MATERIAL TO PROCESS —
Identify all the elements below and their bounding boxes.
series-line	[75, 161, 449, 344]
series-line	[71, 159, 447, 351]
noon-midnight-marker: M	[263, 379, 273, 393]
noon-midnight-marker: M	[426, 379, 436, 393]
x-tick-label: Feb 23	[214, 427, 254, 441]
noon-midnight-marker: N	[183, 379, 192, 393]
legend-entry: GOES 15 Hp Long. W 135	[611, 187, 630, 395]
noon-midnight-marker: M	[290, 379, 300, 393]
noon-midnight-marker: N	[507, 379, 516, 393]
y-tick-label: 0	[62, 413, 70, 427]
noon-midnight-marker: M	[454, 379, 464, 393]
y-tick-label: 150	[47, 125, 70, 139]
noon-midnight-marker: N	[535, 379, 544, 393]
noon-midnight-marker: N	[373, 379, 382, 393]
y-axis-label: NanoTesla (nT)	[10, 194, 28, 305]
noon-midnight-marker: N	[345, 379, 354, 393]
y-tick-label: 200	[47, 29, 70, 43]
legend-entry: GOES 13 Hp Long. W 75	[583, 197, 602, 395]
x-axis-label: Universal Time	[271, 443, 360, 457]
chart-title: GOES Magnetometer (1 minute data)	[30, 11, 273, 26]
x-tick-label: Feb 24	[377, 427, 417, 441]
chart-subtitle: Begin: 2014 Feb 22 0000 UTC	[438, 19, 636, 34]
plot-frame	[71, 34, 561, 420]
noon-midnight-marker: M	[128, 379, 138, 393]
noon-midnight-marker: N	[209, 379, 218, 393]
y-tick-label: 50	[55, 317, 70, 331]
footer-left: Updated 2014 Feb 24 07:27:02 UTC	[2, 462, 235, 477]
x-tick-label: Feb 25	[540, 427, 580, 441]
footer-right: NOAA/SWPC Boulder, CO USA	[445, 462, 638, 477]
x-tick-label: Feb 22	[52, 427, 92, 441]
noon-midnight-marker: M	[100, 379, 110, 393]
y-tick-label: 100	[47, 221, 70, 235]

YOUR INSTRUCTIONS — Return every line of the data above without changing a single character.

TASK OUTPUT —
Identify all the elements below and their bounding boxes.
series-line	[75, 161, 449, 344]
series-line	[71, 159, 447, 351]
noon-midnight-marker: M	[263, 379, 273, 393]
noon-midnight-marker: M	[426, 379, 436, 393]
x-tick-label: Feb 23	[214, 427, 254, 441]
noon-midnight-marker: N	[183, 379, 192, 393]
legend-entry: GOES 15 Hp Long. W 135	[611, 187, 630, 395]
noon-midnight-marker: M	[290, 379, 300, 393]
noon-midnight-marker: N	[507, 379, 516, 393]
y-tick-label: 0	[62, 413, 70, 427]
noon-midnight-marker: M	[454, 379, 464, 393]
y-tick-label: 150	[47, 125, 70, 139]
noon-midnight-marker: N	[535, 379, 544, 393]
noon-midnight-marker: N	[373, 379, 382, 393]
y-axis-label: NanoTesla (nT)	[10, 194, 28, 305]
noon-midnight-marker: N	[345, 379, 354, 393]
y-tick-label: 200	[47, 29, 70, 43]
legend-entry: GOES 13 Hp Long. W 75	[583, 197, 602, 395]
x-axis-label: Universal Time	[271, 443, 360, 457]
chart-title: GOES Magnetometer (1 minute data)	[30, 11, 273, 26]
x-tick-label: Feb 24	[377, 427, 417, 441]
chart-subtitle: Begin: 2014 Feb 22 0000 UTC	[438, 19, 636, 34]
plot-frame	[71, 34, 561, 420]
noon-midnight-marker: M	[128, 379, 138, 393]
noon-midnight-marker: N	[209, 379, 218, 393]
y-tick-label: 50	[55, 317, 70, 331]
footer-left: Updated 2014 Feb 24 07:27:02 UTC	[2, 462, 235, 477]
x-tick-label: Feb 25	[540, 427, 580, 441]
footer-right: NOAA/SWPC Boulder, CO USA	[445, 462, 638, 477]
x-tick-label: Feb 22	[52, 427, 92, 441]
noon-midnight-marker: M	[100, 379, 110, 393]
y-tick-label: 100	[47, 221, 70, 235]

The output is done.